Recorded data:
_ _ _

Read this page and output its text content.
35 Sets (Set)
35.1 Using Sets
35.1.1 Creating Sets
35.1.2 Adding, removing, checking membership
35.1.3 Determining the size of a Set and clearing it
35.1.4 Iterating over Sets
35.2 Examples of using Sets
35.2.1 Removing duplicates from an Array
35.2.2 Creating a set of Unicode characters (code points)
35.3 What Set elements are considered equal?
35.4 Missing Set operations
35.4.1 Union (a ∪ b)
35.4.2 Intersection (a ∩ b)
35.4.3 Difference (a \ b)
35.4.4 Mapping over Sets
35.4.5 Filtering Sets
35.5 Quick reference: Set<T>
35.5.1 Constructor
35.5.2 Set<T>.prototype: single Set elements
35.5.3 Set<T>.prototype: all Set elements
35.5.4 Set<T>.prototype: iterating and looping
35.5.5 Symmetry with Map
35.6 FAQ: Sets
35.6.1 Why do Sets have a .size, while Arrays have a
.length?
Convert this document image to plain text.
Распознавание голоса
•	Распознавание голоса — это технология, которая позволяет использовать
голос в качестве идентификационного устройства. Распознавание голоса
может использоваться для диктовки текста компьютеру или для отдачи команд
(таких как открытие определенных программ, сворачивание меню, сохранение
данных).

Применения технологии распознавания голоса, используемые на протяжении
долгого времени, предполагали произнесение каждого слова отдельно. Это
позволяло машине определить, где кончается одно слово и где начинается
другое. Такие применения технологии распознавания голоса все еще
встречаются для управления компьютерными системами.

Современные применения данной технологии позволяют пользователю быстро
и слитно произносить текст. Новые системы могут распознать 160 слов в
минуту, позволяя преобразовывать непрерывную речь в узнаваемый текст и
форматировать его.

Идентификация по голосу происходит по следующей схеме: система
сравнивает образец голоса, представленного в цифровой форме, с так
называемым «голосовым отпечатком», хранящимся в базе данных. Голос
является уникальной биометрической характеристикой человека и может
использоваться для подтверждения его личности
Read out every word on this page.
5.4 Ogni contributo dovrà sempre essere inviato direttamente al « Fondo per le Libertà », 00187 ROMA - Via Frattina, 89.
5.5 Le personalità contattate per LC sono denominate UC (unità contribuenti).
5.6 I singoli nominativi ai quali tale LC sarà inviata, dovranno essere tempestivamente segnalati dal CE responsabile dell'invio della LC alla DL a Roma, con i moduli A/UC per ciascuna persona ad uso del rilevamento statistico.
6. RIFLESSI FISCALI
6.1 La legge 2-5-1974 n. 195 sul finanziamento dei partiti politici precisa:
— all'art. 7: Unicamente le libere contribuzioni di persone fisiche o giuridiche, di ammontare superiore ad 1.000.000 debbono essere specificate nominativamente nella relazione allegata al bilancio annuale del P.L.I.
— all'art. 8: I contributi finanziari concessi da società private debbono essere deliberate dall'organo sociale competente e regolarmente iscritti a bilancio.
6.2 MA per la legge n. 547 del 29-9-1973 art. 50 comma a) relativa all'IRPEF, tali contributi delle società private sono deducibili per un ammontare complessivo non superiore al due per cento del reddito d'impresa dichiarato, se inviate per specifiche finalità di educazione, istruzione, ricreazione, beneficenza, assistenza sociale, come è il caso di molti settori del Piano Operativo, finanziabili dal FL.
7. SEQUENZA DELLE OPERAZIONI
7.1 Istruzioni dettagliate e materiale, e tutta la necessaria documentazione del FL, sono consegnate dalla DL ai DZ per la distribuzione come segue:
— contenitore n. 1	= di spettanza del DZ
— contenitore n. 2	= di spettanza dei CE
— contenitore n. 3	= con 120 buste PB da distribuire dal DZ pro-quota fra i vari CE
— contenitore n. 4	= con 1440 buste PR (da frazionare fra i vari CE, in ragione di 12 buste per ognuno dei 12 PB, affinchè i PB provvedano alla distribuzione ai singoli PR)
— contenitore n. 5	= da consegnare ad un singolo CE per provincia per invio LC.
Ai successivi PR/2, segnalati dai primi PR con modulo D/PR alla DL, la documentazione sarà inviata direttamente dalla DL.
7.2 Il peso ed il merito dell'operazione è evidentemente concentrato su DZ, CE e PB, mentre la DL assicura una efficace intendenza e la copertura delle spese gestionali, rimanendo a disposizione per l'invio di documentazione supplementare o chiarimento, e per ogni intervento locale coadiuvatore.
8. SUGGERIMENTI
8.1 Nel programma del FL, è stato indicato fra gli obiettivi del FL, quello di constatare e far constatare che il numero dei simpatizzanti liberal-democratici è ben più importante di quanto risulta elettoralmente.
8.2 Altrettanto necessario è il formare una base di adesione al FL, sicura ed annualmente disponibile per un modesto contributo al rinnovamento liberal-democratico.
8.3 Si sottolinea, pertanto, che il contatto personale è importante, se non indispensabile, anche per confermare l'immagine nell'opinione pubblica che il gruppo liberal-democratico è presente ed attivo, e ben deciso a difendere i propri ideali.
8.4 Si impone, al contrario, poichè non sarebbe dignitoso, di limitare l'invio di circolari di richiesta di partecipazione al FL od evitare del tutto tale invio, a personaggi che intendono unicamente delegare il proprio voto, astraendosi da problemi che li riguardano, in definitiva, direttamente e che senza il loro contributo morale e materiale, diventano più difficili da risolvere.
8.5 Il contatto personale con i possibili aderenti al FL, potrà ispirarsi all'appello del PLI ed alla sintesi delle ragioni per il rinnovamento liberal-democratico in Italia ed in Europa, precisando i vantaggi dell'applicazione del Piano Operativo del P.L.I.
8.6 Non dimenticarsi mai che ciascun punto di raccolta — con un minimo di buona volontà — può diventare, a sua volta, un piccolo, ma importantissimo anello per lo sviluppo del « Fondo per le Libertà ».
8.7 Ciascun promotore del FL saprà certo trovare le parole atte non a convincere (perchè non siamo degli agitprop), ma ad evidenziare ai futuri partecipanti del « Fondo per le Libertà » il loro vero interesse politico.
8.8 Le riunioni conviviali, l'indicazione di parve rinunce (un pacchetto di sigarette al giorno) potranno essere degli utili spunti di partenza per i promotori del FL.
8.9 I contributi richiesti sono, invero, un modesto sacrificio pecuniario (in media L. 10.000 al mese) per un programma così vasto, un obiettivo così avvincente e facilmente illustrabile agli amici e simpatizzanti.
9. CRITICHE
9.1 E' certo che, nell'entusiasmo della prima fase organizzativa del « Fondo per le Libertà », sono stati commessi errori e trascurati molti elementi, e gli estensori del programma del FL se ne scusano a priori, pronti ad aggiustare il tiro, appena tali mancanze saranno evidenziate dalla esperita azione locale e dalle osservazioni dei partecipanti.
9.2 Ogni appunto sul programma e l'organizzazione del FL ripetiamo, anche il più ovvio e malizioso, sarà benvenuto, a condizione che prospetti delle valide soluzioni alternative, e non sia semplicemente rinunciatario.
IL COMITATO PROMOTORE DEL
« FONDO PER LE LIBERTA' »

_ _ _

Copy each line of the preceding data that contains the string "использоваться".

# Exercise solution
может использоваться для диктовки текста компьютеру или для отдачи команд
использоваться для подтверждения его личности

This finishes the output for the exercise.